Information given:
= = = =
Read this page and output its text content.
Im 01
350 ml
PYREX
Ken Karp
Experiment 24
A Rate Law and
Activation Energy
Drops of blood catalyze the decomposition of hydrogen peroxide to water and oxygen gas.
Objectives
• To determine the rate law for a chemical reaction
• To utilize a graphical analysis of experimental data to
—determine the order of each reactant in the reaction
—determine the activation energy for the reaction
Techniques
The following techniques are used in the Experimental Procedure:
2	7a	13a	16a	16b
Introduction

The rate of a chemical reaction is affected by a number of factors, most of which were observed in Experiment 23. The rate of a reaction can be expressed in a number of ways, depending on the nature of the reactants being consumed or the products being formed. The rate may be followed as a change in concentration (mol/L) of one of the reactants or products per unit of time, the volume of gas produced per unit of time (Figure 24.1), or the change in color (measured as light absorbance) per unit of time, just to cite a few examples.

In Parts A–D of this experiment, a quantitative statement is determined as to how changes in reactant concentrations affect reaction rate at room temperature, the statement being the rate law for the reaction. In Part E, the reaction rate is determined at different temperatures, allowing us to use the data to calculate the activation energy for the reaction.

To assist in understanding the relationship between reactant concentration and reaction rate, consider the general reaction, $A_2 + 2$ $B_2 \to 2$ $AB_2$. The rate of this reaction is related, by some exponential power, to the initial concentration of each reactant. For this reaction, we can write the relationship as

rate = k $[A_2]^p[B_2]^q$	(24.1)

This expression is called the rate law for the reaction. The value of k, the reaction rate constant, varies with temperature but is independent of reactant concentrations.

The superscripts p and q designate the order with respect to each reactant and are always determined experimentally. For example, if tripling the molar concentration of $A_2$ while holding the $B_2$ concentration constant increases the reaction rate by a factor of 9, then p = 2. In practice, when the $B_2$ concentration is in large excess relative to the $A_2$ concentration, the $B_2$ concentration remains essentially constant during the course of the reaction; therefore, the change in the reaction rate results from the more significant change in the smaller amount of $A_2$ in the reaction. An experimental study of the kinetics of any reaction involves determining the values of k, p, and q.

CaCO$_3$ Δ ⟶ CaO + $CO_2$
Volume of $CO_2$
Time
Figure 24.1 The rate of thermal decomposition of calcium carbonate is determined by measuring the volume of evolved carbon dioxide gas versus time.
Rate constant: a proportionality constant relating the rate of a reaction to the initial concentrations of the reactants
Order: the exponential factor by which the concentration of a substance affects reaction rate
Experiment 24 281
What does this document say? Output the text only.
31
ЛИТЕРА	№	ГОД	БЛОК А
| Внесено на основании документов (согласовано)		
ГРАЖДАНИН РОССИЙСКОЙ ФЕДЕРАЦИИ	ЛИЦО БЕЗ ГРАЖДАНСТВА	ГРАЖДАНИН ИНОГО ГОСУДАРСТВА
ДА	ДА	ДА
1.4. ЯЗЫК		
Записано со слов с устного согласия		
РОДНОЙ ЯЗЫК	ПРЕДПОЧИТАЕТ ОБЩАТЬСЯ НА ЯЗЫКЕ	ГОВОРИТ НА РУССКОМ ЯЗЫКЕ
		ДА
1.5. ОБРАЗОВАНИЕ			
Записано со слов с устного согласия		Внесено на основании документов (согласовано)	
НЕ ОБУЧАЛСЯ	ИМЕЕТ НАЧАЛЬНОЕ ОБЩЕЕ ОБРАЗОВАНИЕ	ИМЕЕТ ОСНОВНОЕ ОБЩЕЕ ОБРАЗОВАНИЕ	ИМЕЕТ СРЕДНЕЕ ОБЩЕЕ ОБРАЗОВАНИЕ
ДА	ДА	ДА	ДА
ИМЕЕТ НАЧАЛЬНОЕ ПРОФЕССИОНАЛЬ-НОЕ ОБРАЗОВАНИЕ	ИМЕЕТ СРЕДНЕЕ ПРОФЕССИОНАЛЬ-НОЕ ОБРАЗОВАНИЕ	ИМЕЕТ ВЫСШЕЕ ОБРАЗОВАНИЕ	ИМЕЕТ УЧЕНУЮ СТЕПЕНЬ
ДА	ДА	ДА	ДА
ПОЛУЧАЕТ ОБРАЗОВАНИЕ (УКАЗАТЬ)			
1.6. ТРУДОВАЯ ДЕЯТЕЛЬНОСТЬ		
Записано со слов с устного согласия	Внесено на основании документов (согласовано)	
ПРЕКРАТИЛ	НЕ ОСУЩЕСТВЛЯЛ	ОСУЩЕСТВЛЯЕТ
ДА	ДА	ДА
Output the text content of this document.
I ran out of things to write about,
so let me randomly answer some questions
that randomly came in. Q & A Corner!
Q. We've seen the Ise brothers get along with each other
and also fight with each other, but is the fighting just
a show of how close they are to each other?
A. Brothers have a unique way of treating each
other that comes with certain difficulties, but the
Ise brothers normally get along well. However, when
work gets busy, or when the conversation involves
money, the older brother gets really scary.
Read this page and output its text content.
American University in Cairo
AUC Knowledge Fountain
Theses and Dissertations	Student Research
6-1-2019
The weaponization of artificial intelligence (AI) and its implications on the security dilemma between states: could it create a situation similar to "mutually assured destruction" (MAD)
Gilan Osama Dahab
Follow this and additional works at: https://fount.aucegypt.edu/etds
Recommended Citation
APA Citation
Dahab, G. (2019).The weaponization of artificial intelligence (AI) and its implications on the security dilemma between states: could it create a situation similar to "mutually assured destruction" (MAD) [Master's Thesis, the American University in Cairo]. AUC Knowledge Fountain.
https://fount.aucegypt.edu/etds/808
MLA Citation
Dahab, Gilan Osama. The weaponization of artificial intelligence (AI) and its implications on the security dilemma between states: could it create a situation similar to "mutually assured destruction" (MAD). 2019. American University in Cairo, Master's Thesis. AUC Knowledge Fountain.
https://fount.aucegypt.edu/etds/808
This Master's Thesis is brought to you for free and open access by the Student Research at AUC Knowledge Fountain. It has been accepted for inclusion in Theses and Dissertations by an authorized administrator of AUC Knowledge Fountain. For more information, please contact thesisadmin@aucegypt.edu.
= = = =
Aim: Go back to the listing above and please repeat it exactly.

Result:
Read this page and output its text content.
Im 01
350 ml
PYREX
Ken Karp
Experiment 24
A Rate Law and
Activation Energy
Drops of blood catalyze the decomposition of hydrogen peroxide to water and oxygen gas.
Objectives
• To determine the rate law for a chemical reaction
• To utilize a graphical analysis of experimental data to
—determine the order of each reactant in the reaction
—determine the activation energy for the reaction
Techniques
The following techniques are used in the Experimental Procedure:
2	7a	13a	16a	16b
Introduction

The rate of a chemical reaction is affected by a number of factors, most of which were observed in Experiment 23. The rate of a reaction can be expressed in a number of ways, depending on the nature of the reactants being consumed or the products being formed. The rate may be followed as a change in concentration (mol/L) of one of the reactants or products per unit of time, the volume of gas produced per unit of time (Figure 24.1), or the change in color (measured as light absorbance) per unit of time, just to cite a few examples.

In Parts A–D of this experiment, a quantitative statement is determined as to how changes in reactant concentrations affect reaction rate at room temperature, the statement being the rate law for the reaction. In Part E, the reaction rate is determined at different temperatures, allowing us to use the data to calculate the activation energy for the reaction.

To assist in understanding the relationship between reactant concentration and reaction rate, consider the general reaction, $A_2 + 2$ $B_2 \to 2$ $AB_2$. The rate of this reaction is related, by some exponential power, to the initial concentration of each reactant. For this reaction, we can write the relationship as

rate = k $[A_2]^p[B_2]^q$	(24.1)

This expression is called the rate law for the reaction. The value of k, the reaction rate constant, varies with temperature but is independent of reactant concentrations.

The superscripts p and q designate the order with respect to each reactant and are always determined experimentally. For example, if tripling the molar concentration of $A_2$ while holding the $B_2$ concentration constant increases the reaction rate by a factor of 9, then p = 2. In practice, when the $B_2$ concentration is in large excess relative to the $A_2$ concentration, the $B_2$ concentration remains essentially constant during the course of the reaction; therefore, the change in the reaction rate results from the more significant change in the smaller amount of $A_2$ in the reaction. An experimental study of the kinetics of any reaction involves determining the values of k, p, and q.

CaCO$_3$ Δ ⟶ CaO + $CO_2$
Volume of $CO_2$
Time
Figure 24.1 The rate of thermal decomposition of calcium carbonate is determined by measuring the volume of evolved carbon dioxide gas versus time.
Rate constant: a proportionality constant relating the rate of a reaction to the initial concentrations of the reactants
Order: the exponential factor by which the concentration of a substance affects reaction rate
Experiment 24 281
What does this document say? Output the text only.
31
ЛИТЕРА	№	ГОД	БЛОК А
| Внесено на основании документов (согласовано)		
ГРАЖДАНИН РОССИЙСКОЙ ФЕДЕРАЦИИ	ЛИЦО БЕЗ ГРАЖДАНСТВА	ГРАЖДАНИН ИНОГО ГОСУДАРСТВА
ДА	ДА	ДА
1.4. ЯЗЫК		
Записано со слов с устного согласия		
РОДНОЙ ЯЗЫК	ПРЕДПОЧИТАЕТ ОБЩАТЬСЯ НА ЯЗЫКЕ	ГОВОРИТ НА РУССКОМ ЯЗЫКЕ
		ДА
1.5. ОБРАЗОВАНИЕ			
Записано со слов с устного согласия		Внесено на основании документов (согласовано)	
НЕ ОБУЧАЛСЯ	ИМЕЕТ НАЧАЛЬНОЕ ОБЩЕЕ ОБРАЗОВАНИЕ	ИМЕЕТ ОСНОВНОЕ ОБЩЕЕ ОБРАЗОВАНИЕ	ИМЕЕТ СРЕДНЕЕ ОБЩЕЕ ОБРАЗОВАНИЕ
ДА	ДА	ДА	ДА
ИМЕЕТ НАЧАЛЬНОЕ ПРОФЕССИОНАЛЬ-НОЕ ОБРАЗОВАНИЕ	ИМЕЕТ СРЕДНЕЕ ПРОФЕССИОНАЛЬ-НОЕ ОБРАЗОВАНИЕ	ИМЕЕТ ВЫСШЕЕ ОБРАЗОВАНИЕ	ИМЕЕТ УЧЕНУЮ СТЕПЕНЬ
ДА	ДА	ДА	ДА
ПОЛУЧАЕТ ОБРАЗОВАНИЕ (УКАЗАТЬ)			
1.6. ТРУДОВАЯ ДЕЯТЕЛЬНОСТЬ		
Записано со слов с устного согласия	Внесено на основании документов (согласовано)	
ПРЕКРАТИЛ	НЕ ОСУЩЕСТВЛЯЛ	ОСУЩЕСТВЛЯЕТ
ДА	ДА	ДА
Output the text content of this document.
I ran out of things to write about,
so let me randomly answer some questions
that randomly came in. Q & A Corner!
Q. We've seen the Ise brothers get along with each other
and also fight with each other, but is the fighting just
a show of how close they are to each other?
A. Brothers have a unique way of treating each
other that comes with certain difficulties, but the
Ise brothers normally get along well. However, when
work gets busy, or when the conversation involves
money, the older brother gets really scary.
Read this page and output its text content.
American University in Cairo
AUC Knowledge Fountain
Theses and Dissertations	Student Research
6-1-2019
The weaponization of artificial intelligence (AI) and its implications on the security dilemma between states: could it create a situation similar to "mutually assured destruction" (MAD)
Gilan Osama Dahab
Follow this and additional works at: https://fount.aucegypt.edu/etds
Recommended Citation
APA Citation
Dahab, G. (2019).The weaponization of artificial intelligence (AI) and its implications on the security dilemma between states: could it create a situation similar to "mutually assured destruction" (MAD) [Master's Thesis, the American University in Cairo]. AUC Knowledge Fountain.
https://fount.aucegypt.edu/etds/808
MLA Citation
Dahab, Gilan Osama. The weaponization of artificial intelligence (AI) and its implications on the security dilemma between states: could it create a situation similar to "mutually assured destruction" (MAD). 2019. American University in Cairo, Master's Thesis. AUC Knowledge Fountain.
https://fount.aucegypt.edu/etds/808
This Master's Thesis is brought to you for free and open access by the Student Research at AUC Knowledge Fountain. It has been accepted for inclusion in Theses and Dissertations by an authorized administrator of AUC Knowledge Fountain. For more information, please contact thesisadmin@aucegypt.edu.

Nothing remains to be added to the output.